- **Given request**
Copy only this range: the line with "Convert this document image to plain text." through the final line of the material, inclusive at both ends.

──────

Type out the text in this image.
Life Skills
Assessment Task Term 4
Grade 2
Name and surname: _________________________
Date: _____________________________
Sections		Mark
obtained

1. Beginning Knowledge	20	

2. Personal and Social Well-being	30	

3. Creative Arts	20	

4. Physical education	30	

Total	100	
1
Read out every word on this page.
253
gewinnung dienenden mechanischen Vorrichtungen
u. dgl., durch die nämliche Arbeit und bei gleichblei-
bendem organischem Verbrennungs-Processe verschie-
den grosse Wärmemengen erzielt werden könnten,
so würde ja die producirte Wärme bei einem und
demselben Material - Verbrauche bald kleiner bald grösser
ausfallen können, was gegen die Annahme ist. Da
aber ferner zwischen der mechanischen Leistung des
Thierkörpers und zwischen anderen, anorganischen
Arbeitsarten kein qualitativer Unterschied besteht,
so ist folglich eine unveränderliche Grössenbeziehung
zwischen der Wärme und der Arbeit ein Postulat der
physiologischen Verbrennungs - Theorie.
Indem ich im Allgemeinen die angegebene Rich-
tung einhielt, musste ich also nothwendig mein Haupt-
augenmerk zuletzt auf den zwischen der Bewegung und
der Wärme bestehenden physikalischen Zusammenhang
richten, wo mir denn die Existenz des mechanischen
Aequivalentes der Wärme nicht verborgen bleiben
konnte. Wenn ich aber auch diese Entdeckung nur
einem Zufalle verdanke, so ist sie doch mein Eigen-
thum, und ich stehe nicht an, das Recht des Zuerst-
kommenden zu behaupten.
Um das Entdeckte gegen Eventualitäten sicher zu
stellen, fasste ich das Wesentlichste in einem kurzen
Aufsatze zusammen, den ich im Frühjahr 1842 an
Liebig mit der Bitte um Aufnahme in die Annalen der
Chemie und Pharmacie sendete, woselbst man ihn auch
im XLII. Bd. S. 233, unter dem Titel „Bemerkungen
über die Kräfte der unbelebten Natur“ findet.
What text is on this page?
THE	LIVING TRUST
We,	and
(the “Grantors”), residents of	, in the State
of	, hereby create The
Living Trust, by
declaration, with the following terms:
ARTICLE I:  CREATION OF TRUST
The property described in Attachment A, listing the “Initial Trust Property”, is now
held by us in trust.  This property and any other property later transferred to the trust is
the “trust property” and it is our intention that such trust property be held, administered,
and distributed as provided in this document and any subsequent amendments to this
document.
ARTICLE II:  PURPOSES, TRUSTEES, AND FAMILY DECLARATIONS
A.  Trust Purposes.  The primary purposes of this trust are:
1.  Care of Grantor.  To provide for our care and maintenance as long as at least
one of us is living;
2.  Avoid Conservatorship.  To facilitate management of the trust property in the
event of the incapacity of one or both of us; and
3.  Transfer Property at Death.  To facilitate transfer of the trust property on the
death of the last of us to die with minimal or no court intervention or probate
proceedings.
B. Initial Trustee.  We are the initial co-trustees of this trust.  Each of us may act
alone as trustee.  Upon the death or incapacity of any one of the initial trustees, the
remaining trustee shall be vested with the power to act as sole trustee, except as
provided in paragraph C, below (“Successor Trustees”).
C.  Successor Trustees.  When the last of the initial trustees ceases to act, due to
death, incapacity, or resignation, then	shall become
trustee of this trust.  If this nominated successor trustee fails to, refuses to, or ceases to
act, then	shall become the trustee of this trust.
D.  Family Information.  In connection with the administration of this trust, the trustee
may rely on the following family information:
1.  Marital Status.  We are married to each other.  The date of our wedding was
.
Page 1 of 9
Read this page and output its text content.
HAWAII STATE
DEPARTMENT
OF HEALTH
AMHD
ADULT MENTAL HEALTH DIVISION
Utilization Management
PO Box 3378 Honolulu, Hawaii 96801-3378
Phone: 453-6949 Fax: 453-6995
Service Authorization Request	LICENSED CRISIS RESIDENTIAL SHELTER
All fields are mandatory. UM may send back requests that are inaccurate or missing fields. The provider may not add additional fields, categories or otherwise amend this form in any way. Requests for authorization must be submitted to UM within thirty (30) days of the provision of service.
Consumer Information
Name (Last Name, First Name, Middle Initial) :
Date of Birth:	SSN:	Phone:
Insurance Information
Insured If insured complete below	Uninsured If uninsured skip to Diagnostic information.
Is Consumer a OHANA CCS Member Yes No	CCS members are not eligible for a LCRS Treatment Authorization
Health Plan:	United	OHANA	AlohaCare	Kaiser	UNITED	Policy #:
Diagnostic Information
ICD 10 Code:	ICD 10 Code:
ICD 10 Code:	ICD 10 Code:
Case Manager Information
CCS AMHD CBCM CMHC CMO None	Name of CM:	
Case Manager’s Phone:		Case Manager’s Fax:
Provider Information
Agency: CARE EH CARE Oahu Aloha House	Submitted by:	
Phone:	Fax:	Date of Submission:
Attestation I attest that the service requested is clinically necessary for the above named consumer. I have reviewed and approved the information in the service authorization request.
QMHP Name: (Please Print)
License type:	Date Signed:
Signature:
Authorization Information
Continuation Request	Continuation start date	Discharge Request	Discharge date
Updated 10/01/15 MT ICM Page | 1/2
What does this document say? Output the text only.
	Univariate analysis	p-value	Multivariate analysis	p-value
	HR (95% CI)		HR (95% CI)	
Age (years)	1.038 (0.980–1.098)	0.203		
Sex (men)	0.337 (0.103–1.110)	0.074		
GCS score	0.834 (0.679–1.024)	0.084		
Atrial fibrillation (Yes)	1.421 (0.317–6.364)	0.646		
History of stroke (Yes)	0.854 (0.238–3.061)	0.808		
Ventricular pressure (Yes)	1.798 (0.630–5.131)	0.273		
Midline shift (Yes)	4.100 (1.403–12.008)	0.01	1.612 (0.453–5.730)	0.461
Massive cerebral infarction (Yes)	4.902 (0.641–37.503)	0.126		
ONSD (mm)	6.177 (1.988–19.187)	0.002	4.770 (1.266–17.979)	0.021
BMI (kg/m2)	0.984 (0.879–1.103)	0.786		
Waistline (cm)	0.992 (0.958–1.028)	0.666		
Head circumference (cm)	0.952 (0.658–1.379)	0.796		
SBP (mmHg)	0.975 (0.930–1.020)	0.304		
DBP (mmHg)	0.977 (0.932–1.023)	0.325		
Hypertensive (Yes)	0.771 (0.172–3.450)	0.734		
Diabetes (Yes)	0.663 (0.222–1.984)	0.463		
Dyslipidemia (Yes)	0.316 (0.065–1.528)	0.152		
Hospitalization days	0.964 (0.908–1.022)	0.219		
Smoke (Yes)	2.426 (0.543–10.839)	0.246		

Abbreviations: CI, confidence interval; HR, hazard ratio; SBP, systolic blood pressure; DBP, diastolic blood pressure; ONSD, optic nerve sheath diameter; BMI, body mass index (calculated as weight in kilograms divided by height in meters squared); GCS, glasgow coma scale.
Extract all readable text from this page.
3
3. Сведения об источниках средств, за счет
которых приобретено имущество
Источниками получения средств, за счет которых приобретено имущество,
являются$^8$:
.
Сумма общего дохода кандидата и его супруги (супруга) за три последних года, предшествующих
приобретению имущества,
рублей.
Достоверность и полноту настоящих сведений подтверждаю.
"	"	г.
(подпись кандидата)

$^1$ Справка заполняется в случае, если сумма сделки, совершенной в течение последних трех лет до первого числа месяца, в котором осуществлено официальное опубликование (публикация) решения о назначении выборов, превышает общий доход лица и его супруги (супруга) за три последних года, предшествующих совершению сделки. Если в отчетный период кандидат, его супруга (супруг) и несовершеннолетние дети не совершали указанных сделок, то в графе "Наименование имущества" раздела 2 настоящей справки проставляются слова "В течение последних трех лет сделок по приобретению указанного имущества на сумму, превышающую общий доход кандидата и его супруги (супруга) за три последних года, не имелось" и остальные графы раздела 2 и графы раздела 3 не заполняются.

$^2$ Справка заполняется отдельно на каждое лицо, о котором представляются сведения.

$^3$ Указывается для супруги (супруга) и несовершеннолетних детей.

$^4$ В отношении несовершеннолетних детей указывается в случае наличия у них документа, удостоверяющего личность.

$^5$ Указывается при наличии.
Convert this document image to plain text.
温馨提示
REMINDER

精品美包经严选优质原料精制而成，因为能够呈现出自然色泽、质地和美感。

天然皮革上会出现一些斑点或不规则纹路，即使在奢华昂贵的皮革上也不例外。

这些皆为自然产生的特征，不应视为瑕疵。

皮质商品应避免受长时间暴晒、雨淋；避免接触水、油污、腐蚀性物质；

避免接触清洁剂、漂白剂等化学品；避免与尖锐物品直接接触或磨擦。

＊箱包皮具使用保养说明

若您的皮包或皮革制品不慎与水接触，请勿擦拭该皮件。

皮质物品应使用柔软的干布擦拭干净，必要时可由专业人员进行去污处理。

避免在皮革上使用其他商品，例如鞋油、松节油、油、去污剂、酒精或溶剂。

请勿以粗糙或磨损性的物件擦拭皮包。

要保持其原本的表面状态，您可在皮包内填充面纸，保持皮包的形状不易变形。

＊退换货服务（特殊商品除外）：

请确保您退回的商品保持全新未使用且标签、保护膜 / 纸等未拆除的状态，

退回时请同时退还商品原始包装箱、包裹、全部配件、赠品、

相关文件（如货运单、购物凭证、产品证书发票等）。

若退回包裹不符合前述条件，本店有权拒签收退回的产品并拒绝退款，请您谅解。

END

──────

- **Right answer**
Convert this document image to plain text.
温馨提示
REMINDER

精品美包经严选优质原料精制而成，因为能够呈现出自然色泽、质地和美感。

天然皮革上会出现一些斑点或不规则纹路，即使在奢华昂贵的皮革上也不例外。

这些皆为自然产生的特征，不应视为瑕疵。

皮质商品应避免受长时间暴晒、雨淋；避免接触水、油污、腐蚀性物质；

避免接触清洁剂、漂白剂等化学品；避免与尖锐物品直接接触或磨擦。

＊箱包皮具使用保养说明

若您的皮包或皮革制品不慎与水接触，请勿擦拭该皮件。

皮质物品应使用柔软的干布擦拭干净，必要时可由专业人员进行去污处理。

避免在皮革上使用其他商品，例如鞋油、松节油、油、去污剂、酒精或溶剂。

请勿以粗糙或磨损性的物件擦拭皮包。

要保持其原本的表面状态，您可在皮包内填充面纸，保持皮包的形状不易变形。

＊退换货服务（特殊商品除外）：

请确保您退回的商品保持全新未使用且标签、保护膜 / 纸等未拆除的状态，

退回时请同时退还商品原始包装箱、包裹、全部配件、赠品、

相关文件（如货运单、购物凭证、产品证书发票等）。

若退回包裹不符合前述条件，本店有权拒签收退回的产品并拒绝退款，请您谅解。

END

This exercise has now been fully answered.